>> Begin
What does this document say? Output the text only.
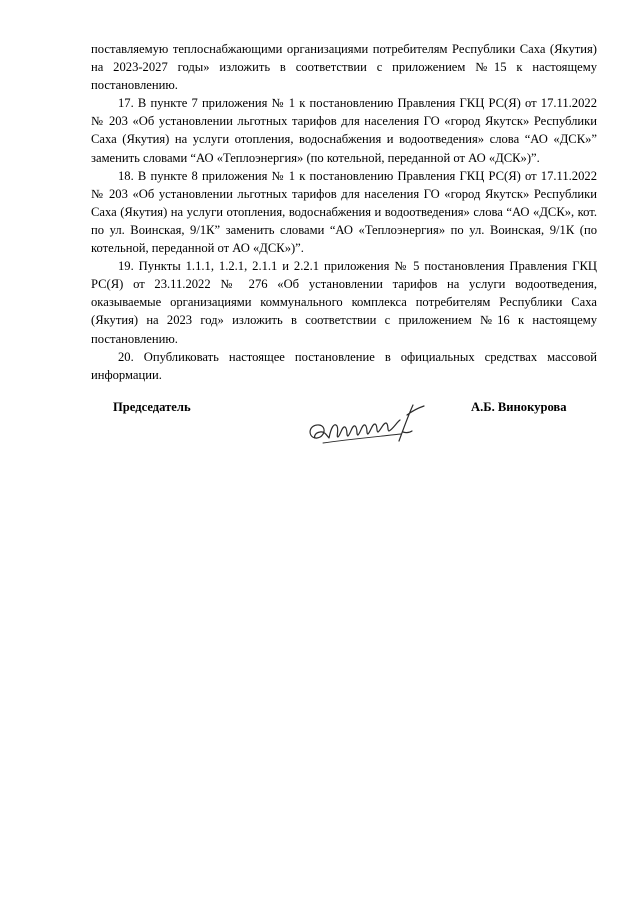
поставляемую теплоснабжающими организациями потребителям Республики Саха (Якутия) на 2023-2027 годы» изложить в соответствии с приложением №15 к настоящему постановлению.

17. В пункте 7 приложения № 1 к постановлению Правления ГКЦ РС(Я) от 17.11.2022 № 203 «Об установлении льготных тарифов для населения ГО «город Якутск» Республики Саха (Якутия) на услуги отопления, водоснабжения и водоотведения» слова “АО «ДСК»” заменить словами “АО «Теплоэнергия» (по котельной, переданной от АО «ДСК»)”.

18. В пункте 8 приложения № 1 к постановлению Правления ГКЦ РС(Я) от 17.11.2022 № 203 «Об установлении льготных тарифов для населения ГО «город Якутск» Республики Саха (Якутия) на услуги отопления, водоснабжения и водоотведения» слова “АО «ДСК», кот. по ул. Воинская, 9/1К” заменить словами “АО «Теплоэнергия» по ул. Воинская, 9/1К (по котельной, переданной от АО «ДСК»)”.

19. Пункты 1.1.1, 1.2.1, 2.1.1 и 2.2.1 приложения № 5 постановления Правления ГКЦ РС(Я) от 23.11.2022 № 276 «Об установлении тарифов на услуги водоотведения, оказываемые организациями коммунального комплекса потребителям Республики Саха (Якутия) на 2023 год» изложить в соответствии с приложением №16 к настоящему постановлению.

20. Опубликовать настоящее постановление в официальных средствах массовой информации.

Председатель	А.Б. Винокурова
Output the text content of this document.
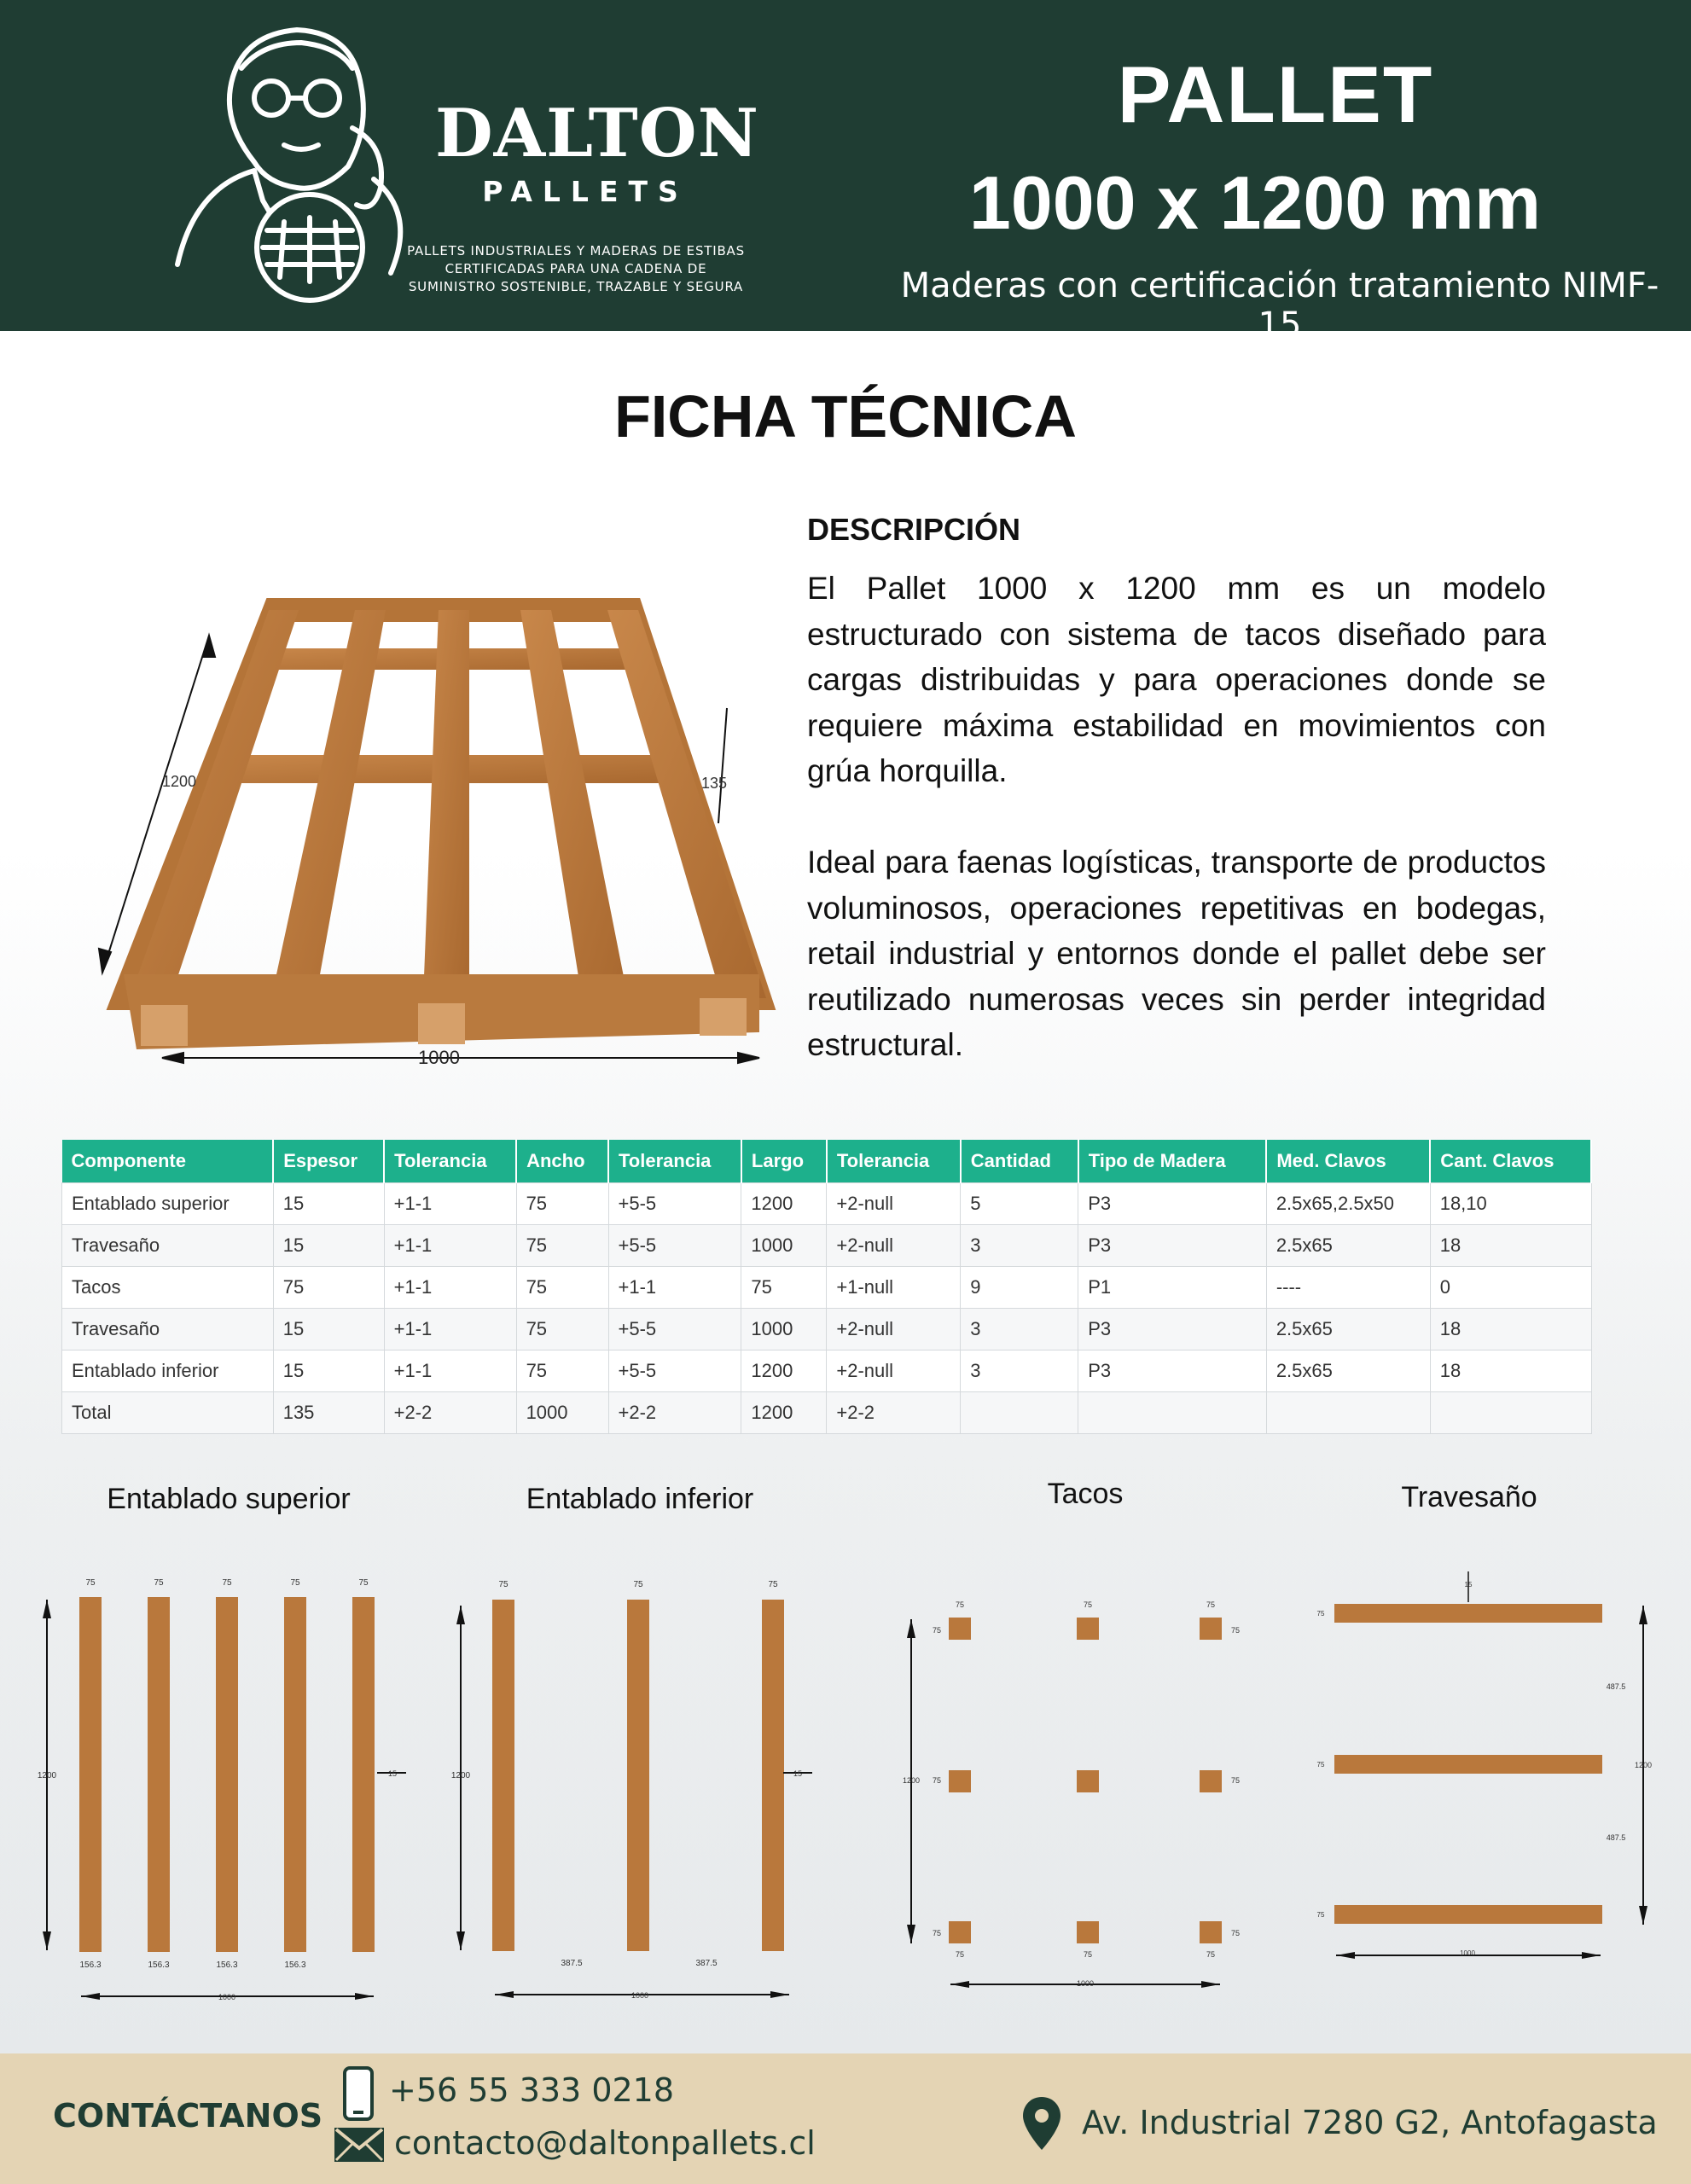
DALTON
PALLETS
PALLETS INDUSTRIALES Y MADERAS DE ESTIBAS
CERTIFICADAS PARA UNA CADENA DE
SUMINISTRO SOSTENIBLE, TRAZABLE Y SEGURA
PALLET
1000 x 1200 mm
Maderas con certificación tratamiento NIMF-15
FICHA TÉCNICA
1200	135
1000
DESCRIPCIÓN

El Pallet 1000 x 1200 mm es un modelo estructurado con sistema de tacos diseñado para cargas distribuidas y para operaciones donde se requiere máxima estabilidad en movimientos con grúa horquilla.

Ideal para faenas logísticas, transporte de productos voluminosos, operaciones repetitivas en bodegas, retail industrial y entornos donde el pallet debe ser reutilizado numerosas veces sin perder integridad estructural.

Componente	Espesor	Tolerancia	Ancho	Tolerancia	Largo	Tolerancia	Cantidad	Tipo de Madera	Med. Clavos	Cant. Clavos
Entablado superior	15	+1-1	75	+5-5	1200	+2-null	5	P3	2.5x65,2.5x50	18,10
Travesaño	15	+1-1	75	+5-5	1000	+2-null	3	P3	2.5x65	18
Tacos	75	+1-1	75	+1-1	75	+1-null	9	P1	----	0
Travesaño	15	+1-1	75	+5-5	1000	+2-null	3	P3	2.5x65	18
Entablado inferior	15	+1-1	75	+5-5	1200	+2-null	3	P3	2.5x65	18
Total	135	+2-2	1000	+2-2	1200	+2-2				
Entablado superior	Entablado inferior	Tacos	Travesaño
75	75	75	75	75
156.3	156.3	156.3	156.3
1200	15
1000
75	75	75
387.5	387.5
1200	15
1000
75
75
75
75
75
75
75
75
75
75
75	75
1200
1000
75
75
75
15
487.5
487.5
1200
1000
CONTÁCTANOS
+56 55 333 0218
contacto@daltonpallets.cl
Av. Industrial 7280 G2, Antofagasta
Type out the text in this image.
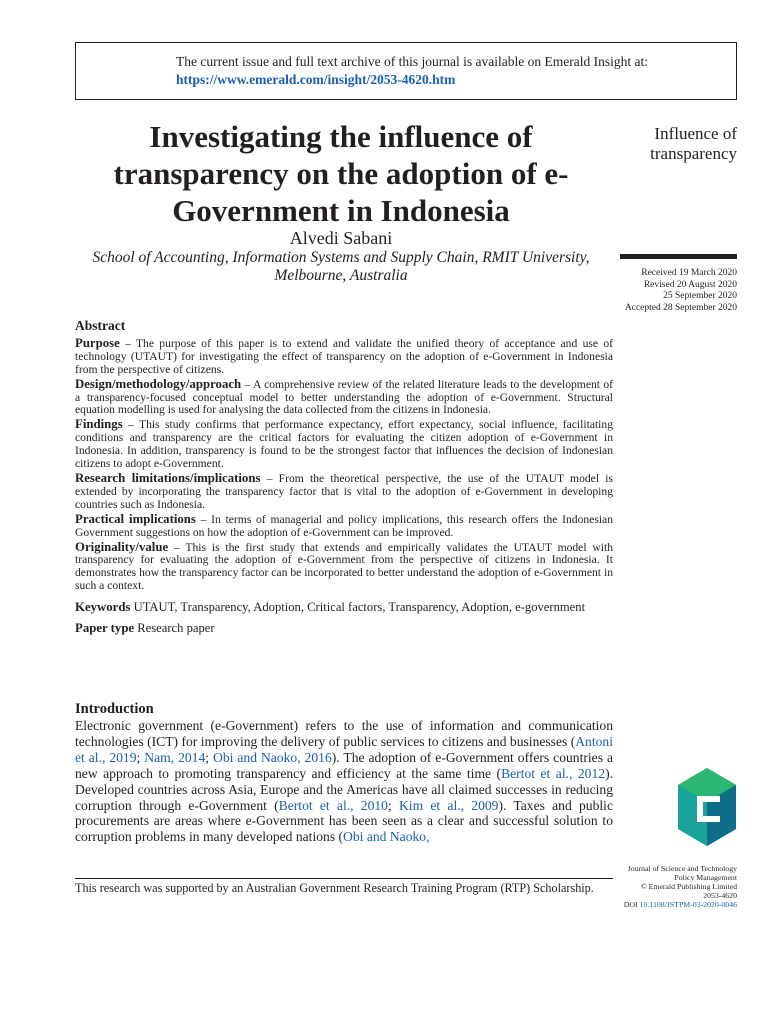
The current issue and full text archive of this journal is available on Emerald Insight at:
https://www.emerald.com/insight/2053-4620.htm
Investigating the influence of transparency on the adoption of e-Government in Indonesia
Alvedi Sabani
School of Accounting, Information Systems and Supply Chain, RMIT University, Melbourne, Australia
Influence of transparency
Received 19 March 2020
Revised 20 August 2020
25 September 2020
Accepted 28 September 2020
Abstract

Purpose – The purpose of this paper is to extend and validate the unified theory of acceptance and use of technology (UTAUT) for investigating the effect of transparency on the adoption of e-Government in Indonesia from the perspective of citizens.

Design/methodology/approach – A comprehensive review of the related literature leads to the development of a transparency-focused conceptual model to better understanding the adoption of e-Government. Structural equation modelling is used for analysing the data collected from the citizens in Indonesia.

Findings – This study confirms that performance expectancy, effort expectancy, social influence, facilitating conditions and transparency are the critical factors for evaluating the citizen adoption of e-Government in Indonesia. In addition, transparency is found to be the strongest factor that influences the decision of Indonesian citizens to adopt e-Government.

Research limitations/implications – From the theoretical perspective, the use of the UTAUT model is extended by incorporating the transparency factor that is vital to the adoption of e-Government in developing countries such as Indonesia.

Practical implications – In terms of managerial and policy implications, this research offers the Indonesian Government suggestions on how the adoption of e-Government can be improved.

Originality/value – This is the first study that extends and empirically validates the UTAUT model with transparency for evaluating the adoption of e-Government from the perspective of citizens in Indonesia. It demonstrates how the transparency factor can be incorporated to better understand the adoption of e-Government in such a context.

Keywords UTAUT, Transparency, Adoption, Critical factors, Transparency, Adoption, e-government

Paper type Research paper

Introduction

Electronic government (e-Government) refers to the use of information and communication technologies (ICT) for improving the delivery of public services to citizens and businesses (Antoni et al., 2019; Nam, 2014; Obi and Naoko, 2016). The adoption of e-Government offers countries a new approach to promoting transparency and efficiency at the same time (Bertot et al., 2012). Developed countries across Asia, Europe and the Americas have all claimed successes in reducing corruption through e-Government (Bertot et al., 2010; Kim et al., 2009). Taxes and public procurements are areas where e-Government has been seen as a clear and successful solution to corruption problems in many developed nations (Obi and Naoko,

This research was supported by an Australian Government Research Training Program (RTP) Scholarship.
Journal of Science and Technology
Policy Management
© Emerald Publishing Limited
2053-4620
DOI 10.1108/JSTPM-03-2020-0046
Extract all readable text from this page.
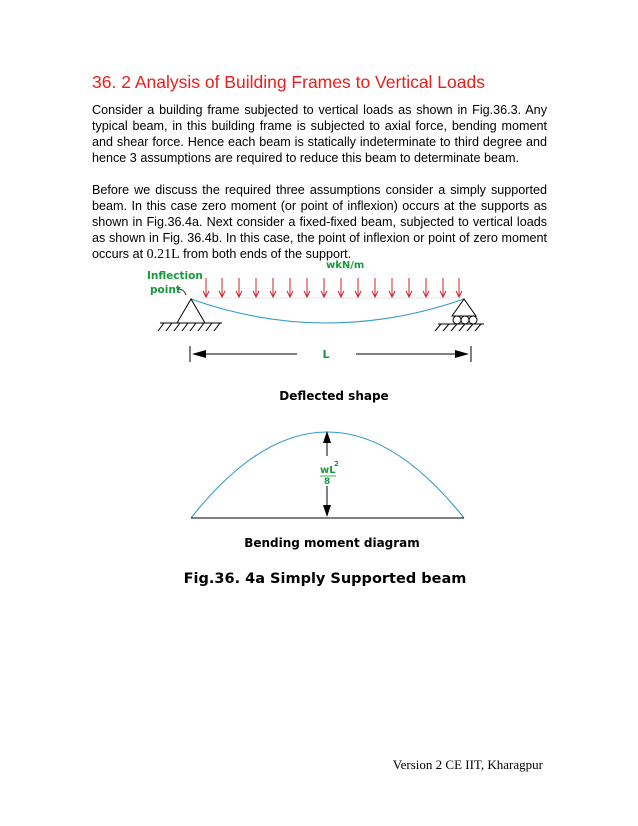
36. 2 Analysis of Building Frames to Vertical Loads

Consider a building frame subjected to vertical loads as shown in Fig.36.3. Any typical beam, in this building frame is subjected to axial force, bending moment and shear force. Hence each beam is statically indeterminate to third degree and hence 3 assumptions are required to reduce this beam to determinate beam.

Before we discuss the required three assumptions consider a simply supported beam. In this case zero moment (or point of inflexion) occurs at the supports as shown in Fig.36.4a. Next consider a fixed-fixed beam, subjected to vertical loads as shown in Fig. 36.4b. In this case, the point of inflexion or point of zero moment occurs at 0.21L from both ends of the support.

wkN/m
Inflection
point
L
Deflected shape
wL
2
8
Bending moment diagram
Fig.36. 4a Simply Supported beam

Version 2 CE IIT, Kharagpur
>> End
WHAT NEEDS TO BE DONE:
Nothing but a number is needed here: how many lines hold the string "implications"?

SOLUTION TO THIS EXERCISE:
2